◆ DIRECTIONS:
Filter the listing below, copying every line in which the word "this" appears.

◆ PROVIDED ENTRIES:
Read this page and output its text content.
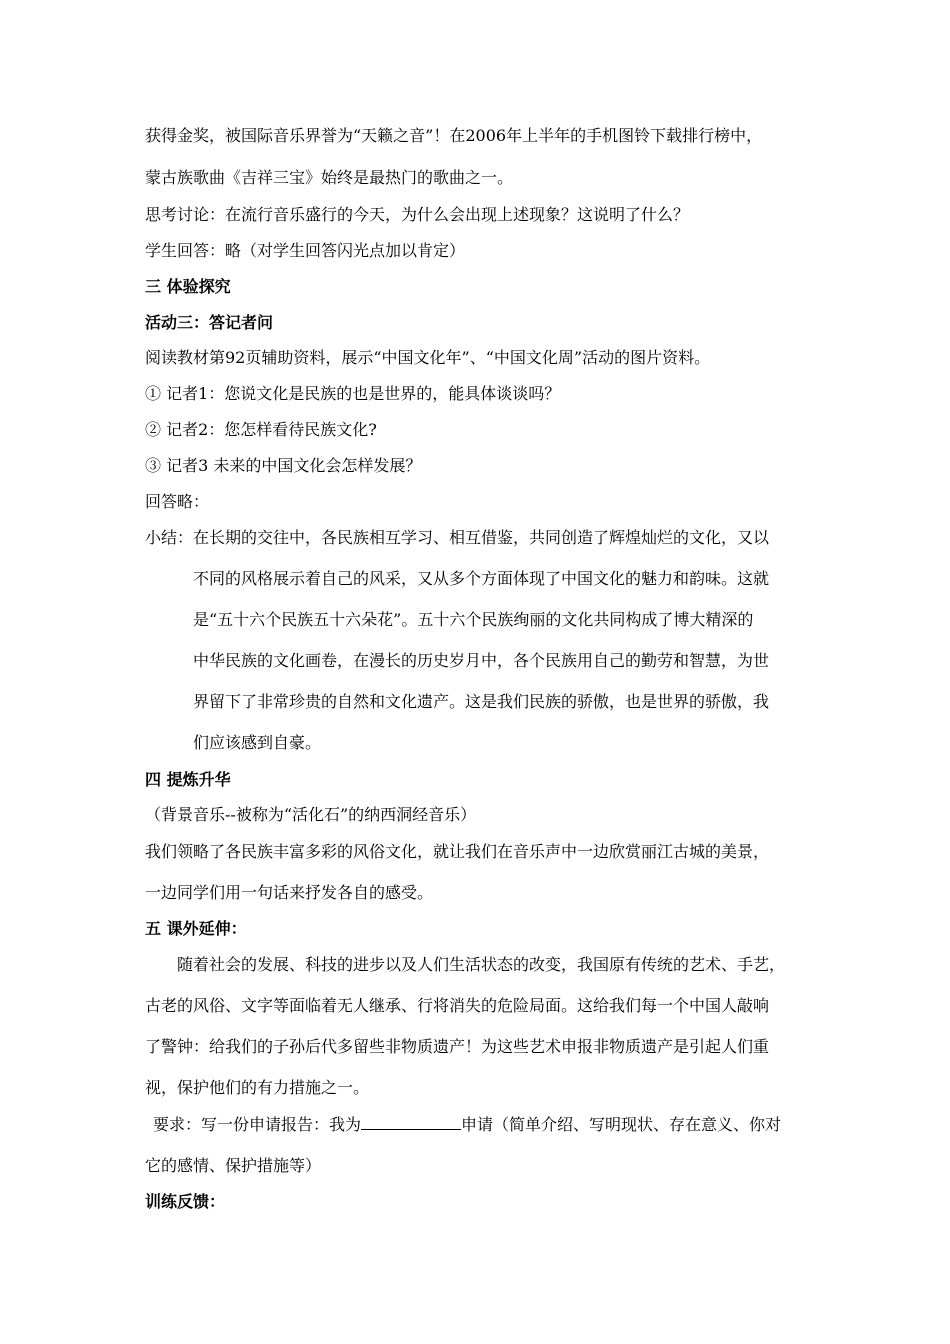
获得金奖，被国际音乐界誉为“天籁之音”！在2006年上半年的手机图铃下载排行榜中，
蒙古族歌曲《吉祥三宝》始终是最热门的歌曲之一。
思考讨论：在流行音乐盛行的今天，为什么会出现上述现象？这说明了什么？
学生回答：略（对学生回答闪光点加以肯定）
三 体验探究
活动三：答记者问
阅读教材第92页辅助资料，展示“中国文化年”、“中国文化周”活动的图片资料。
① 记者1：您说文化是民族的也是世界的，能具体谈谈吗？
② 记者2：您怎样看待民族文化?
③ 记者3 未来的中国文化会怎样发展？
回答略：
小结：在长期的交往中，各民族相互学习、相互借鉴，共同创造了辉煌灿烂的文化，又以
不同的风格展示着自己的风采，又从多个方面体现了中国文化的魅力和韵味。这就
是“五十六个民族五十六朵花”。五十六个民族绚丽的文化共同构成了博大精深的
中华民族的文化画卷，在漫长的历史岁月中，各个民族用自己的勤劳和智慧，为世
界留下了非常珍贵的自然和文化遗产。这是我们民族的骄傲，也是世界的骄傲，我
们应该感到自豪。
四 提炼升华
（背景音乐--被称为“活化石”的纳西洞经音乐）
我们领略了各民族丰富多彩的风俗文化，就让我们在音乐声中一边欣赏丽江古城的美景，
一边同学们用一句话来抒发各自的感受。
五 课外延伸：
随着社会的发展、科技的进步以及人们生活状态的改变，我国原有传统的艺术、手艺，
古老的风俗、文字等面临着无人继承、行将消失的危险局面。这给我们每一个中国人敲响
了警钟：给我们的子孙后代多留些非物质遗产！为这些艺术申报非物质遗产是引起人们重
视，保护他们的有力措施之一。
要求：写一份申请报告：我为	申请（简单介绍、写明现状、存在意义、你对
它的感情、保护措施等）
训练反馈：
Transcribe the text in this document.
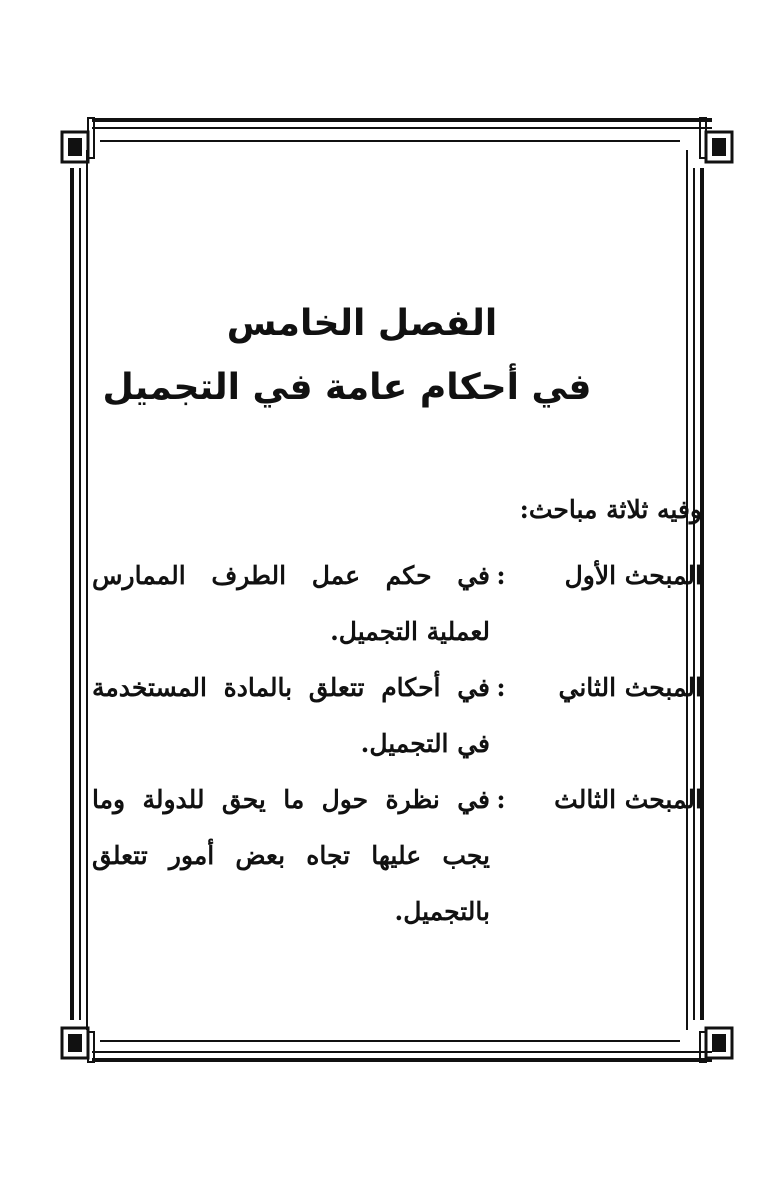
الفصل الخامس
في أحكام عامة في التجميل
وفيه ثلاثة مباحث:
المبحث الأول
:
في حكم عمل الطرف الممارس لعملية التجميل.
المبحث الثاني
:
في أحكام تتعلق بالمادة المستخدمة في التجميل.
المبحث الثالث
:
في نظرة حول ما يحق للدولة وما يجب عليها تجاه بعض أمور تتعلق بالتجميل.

◆ THE REPLY:
Read this page and output its text content.
Transcribe the text in this document.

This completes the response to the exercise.